--- BRIEF ---
Report each line of the data that includes the word "length".

--- DATASET CONTENT ---

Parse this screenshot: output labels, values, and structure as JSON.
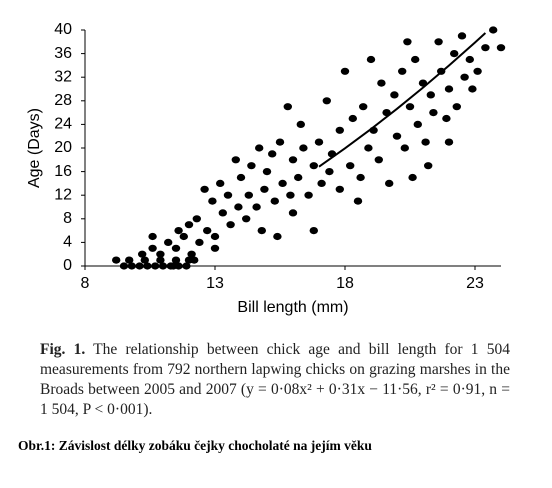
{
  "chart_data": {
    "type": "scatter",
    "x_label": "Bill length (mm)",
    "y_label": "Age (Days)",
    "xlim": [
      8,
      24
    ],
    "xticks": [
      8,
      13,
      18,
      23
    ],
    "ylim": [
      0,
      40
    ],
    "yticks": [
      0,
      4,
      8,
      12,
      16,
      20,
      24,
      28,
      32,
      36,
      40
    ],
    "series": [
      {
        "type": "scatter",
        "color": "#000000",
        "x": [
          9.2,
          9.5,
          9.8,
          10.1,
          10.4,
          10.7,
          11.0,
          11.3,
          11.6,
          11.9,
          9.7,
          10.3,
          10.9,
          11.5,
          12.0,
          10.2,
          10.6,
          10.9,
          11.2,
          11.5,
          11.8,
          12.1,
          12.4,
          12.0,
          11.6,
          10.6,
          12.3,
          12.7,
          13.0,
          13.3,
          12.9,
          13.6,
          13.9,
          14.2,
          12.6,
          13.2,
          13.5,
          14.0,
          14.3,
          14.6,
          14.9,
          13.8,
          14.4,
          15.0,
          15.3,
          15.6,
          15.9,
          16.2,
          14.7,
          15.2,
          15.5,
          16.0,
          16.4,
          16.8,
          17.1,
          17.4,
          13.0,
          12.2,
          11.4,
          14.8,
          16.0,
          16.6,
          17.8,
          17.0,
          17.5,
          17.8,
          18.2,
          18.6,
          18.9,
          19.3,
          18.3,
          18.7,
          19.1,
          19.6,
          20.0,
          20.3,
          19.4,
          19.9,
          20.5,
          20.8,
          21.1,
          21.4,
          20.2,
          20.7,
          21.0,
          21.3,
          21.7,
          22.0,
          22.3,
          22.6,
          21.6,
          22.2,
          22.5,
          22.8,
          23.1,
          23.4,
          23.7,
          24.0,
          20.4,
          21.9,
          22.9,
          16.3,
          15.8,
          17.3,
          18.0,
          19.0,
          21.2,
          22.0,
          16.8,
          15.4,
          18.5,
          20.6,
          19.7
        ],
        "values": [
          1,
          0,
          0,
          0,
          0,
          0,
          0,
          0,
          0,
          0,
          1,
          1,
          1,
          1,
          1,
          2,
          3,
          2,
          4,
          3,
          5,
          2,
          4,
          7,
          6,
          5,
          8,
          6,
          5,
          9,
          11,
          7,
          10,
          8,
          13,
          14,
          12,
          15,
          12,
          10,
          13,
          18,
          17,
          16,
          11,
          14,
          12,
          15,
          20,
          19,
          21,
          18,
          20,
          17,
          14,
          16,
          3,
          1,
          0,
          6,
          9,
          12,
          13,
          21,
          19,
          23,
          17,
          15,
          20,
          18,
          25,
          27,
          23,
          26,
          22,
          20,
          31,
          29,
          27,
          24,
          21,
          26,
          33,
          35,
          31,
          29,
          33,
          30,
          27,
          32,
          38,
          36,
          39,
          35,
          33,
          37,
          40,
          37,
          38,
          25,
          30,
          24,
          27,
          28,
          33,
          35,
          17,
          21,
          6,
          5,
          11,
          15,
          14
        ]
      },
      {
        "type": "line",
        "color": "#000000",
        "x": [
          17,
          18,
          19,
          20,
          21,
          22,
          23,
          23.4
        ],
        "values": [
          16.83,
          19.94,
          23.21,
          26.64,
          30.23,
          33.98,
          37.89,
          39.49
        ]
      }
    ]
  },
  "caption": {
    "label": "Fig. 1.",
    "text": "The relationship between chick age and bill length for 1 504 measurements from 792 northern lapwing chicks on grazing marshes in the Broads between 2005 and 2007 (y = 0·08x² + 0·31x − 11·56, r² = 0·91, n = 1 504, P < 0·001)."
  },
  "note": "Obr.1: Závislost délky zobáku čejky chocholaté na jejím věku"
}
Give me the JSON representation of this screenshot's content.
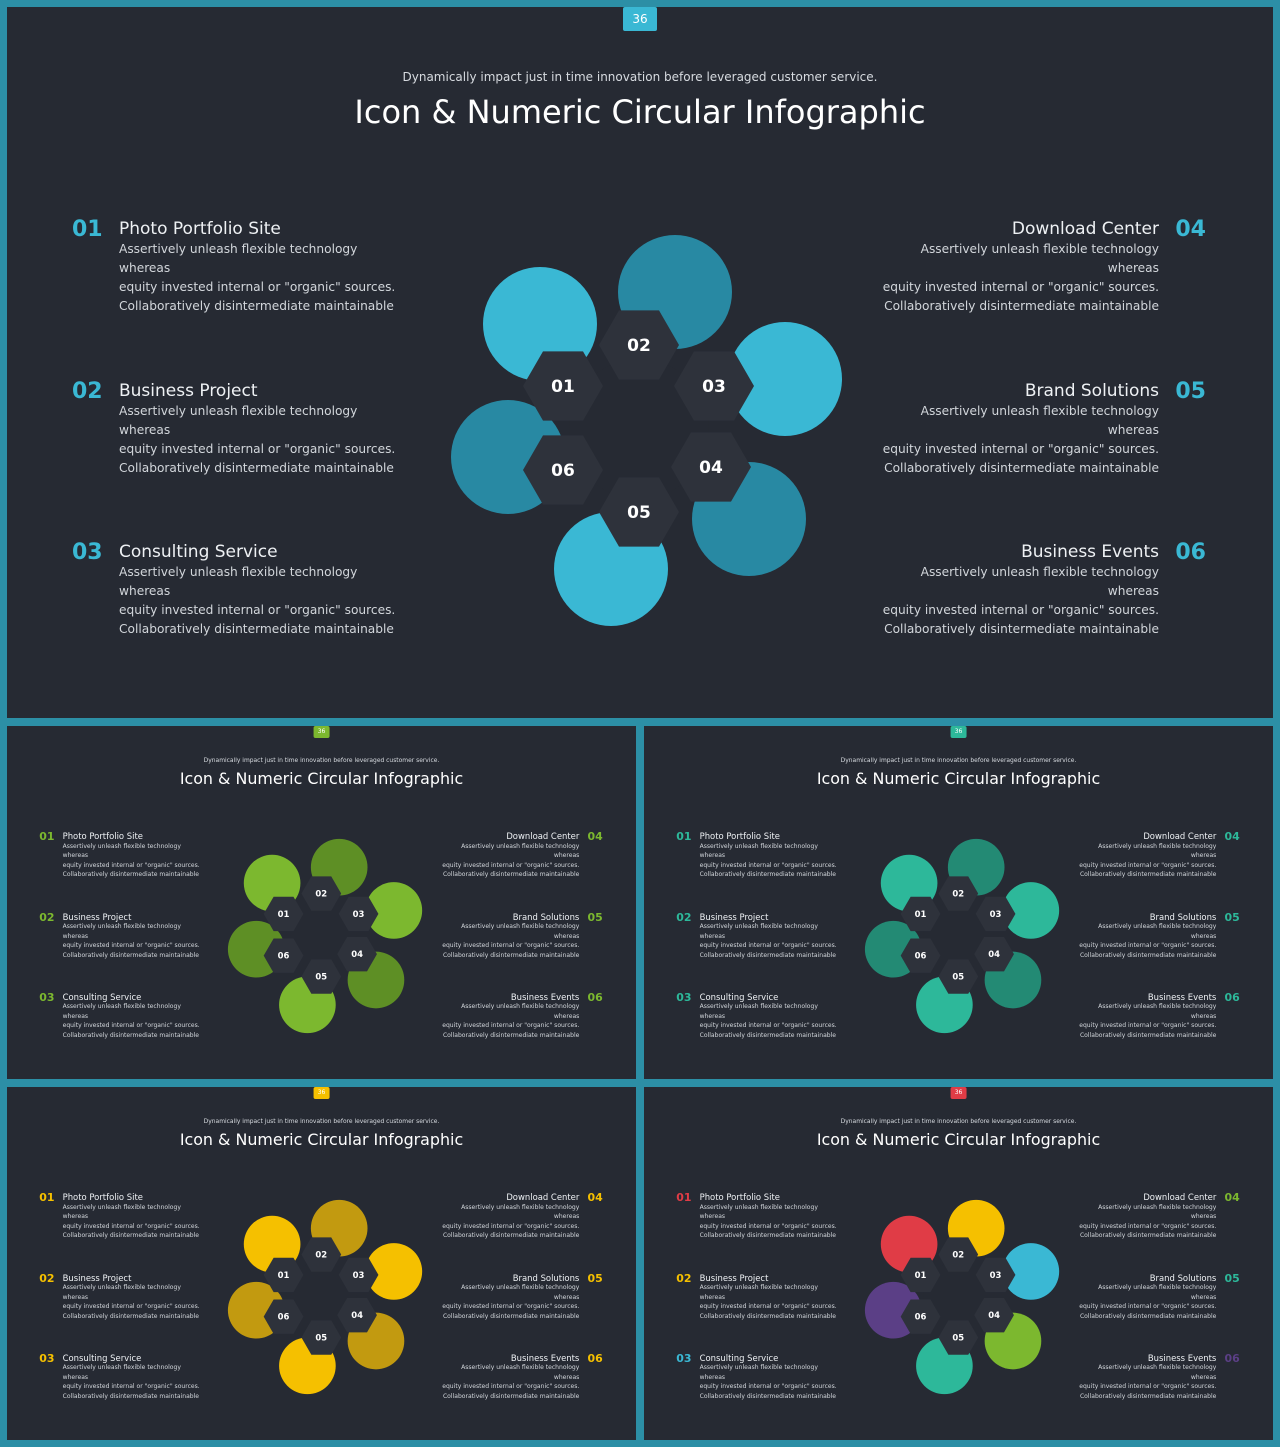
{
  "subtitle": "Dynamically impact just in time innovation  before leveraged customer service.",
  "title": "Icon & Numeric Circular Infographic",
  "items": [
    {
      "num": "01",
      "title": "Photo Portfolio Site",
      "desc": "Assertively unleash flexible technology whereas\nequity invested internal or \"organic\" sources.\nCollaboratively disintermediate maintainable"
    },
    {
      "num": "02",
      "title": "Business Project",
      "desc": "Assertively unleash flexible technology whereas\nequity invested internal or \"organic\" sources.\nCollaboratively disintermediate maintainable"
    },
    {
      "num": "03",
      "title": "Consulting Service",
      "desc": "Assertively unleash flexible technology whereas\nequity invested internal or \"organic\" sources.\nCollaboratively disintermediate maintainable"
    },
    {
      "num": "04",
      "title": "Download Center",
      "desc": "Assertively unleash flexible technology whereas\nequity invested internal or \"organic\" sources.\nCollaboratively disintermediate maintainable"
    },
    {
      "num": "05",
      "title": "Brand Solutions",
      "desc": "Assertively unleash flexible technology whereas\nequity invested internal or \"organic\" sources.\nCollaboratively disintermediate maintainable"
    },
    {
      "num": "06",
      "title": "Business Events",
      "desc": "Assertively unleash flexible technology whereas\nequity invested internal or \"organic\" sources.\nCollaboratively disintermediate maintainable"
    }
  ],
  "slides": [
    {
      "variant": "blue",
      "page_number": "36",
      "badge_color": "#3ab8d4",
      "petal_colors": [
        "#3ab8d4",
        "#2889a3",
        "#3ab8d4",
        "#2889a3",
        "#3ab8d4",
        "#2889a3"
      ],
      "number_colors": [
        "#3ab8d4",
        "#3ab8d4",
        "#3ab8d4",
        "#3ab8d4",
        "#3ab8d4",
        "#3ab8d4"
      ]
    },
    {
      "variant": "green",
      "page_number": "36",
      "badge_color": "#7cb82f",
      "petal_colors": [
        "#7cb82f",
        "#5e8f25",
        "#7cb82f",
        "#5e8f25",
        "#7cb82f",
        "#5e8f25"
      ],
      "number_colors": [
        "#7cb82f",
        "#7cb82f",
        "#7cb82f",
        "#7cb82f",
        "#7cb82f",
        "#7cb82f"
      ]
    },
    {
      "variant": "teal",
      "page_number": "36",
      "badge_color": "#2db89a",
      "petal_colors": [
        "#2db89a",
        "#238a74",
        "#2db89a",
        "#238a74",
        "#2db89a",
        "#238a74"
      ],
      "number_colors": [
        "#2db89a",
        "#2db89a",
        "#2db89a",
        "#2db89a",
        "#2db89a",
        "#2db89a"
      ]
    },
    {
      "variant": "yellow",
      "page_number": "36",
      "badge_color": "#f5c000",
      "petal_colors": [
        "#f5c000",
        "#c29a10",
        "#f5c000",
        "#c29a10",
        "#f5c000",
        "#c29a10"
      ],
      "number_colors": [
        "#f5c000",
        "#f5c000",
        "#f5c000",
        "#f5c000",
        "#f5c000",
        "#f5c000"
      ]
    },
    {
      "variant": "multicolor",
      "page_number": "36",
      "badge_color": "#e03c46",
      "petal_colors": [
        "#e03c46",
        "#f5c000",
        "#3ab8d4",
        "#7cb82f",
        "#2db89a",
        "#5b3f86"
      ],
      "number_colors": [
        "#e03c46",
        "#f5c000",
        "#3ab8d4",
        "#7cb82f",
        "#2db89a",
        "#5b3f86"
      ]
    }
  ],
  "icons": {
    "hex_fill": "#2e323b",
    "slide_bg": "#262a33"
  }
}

--- TASK RESPONSE ---
    "x_label": "Bill length (mm)",
    "text": "The relationship between chick age and bill length for 1 504 measurements from 792 northern lapwing chicks on grazing marshes in the Broads between 2005 and 2007 (y = 0·08x² + 0·31x − 11·56, r² = 0·91, n = 1 504, P < 0·001)."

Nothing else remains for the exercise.